What is being asked:
Give the number of lines containing "Отечественной" in this listing, with no other words.

#### Data excerpts

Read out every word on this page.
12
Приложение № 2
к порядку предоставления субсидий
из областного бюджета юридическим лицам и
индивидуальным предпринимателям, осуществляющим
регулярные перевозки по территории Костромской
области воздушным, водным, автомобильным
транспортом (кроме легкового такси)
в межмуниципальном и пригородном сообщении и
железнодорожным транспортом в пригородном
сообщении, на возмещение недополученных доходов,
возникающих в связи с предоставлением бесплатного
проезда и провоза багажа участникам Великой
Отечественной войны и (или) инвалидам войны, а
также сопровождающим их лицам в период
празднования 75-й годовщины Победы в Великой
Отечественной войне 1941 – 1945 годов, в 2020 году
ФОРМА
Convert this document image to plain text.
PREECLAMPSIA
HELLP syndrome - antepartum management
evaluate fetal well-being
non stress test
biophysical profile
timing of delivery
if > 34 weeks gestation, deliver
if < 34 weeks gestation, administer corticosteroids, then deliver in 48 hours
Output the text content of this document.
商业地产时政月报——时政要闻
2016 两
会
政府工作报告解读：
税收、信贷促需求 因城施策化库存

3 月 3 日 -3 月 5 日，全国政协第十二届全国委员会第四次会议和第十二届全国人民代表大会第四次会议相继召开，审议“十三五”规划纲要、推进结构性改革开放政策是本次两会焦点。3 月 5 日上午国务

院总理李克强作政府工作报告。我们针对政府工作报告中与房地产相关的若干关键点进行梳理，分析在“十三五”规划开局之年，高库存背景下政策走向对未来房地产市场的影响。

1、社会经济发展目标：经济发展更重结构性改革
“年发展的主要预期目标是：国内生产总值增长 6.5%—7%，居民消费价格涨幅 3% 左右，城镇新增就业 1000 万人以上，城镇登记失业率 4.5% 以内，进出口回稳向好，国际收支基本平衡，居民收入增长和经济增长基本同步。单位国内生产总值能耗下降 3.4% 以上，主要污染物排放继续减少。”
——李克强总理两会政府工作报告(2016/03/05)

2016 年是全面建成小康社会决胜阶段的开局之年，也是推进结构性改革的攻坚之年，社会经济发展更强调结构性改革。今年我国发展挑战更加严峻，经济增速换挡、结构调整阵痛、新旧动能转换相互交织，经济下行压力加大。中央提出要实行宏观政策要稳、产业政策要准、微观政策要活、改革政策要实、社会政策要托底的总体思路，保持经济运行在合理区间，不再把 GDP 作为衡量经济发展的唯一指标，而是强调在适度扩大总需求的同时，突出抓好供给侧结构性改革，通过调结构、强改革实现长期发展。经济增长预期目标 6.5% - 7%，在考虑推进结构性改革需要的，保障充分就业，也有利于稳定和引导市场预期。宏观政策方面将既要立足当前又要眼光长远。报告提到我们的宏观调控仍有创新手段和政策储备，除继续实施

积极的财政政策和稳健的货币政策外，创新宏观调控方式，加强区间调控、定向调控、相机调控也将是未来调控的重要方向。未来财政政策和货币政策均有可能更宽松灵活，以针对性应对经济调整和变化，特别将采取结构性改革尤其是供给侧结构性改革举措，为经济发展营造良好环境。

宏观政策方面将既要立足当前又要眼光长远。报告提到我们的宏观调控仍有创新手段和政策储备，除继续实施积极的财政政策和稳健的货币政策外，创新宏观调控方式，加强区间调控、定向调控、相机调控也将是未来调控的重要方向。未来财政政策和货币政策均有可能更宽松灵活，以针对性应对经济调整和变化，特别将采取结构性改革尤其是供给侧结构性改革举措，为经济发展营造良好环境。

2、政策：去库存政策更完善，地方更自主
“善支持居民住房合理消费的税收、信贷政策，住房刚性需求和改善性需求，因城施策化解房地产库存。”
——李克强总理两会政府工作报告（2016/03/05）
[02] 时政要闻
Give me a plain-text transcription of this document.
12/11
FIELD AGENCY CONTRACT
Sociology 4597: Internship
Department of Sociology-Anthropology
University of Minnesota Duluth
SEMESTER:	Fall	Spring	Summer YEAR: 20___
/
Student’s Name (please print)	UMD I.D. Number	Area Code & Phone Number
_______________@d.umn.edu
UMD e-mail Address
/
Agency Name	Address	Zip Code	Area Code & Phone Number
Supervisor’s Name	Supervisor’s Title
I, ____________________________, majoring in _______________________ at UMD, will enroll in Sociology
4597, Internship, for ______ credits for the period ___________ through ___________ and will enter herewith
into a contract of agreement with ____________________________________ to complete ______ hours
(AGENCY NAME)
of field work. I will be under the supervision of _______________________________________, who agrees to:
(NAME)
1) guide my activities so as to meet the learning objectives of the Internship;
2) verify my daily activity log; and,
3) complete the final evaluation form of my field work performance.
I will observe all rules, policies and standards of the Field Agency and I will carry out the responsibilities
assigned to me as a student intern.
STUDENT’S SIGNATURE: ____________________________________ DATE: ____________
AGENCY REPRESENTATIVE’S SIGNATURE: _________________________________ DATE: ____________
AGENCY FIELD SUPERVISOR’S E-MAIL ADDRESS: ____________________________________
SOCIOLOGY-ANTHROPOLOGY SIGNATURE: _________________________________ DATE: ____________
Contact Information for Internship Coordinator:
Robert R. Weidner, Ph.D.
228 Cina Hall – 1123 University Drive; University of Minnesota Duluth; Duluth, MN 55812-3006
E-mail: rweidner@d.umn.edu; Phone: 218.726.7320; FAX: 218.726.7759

########

Task result:
2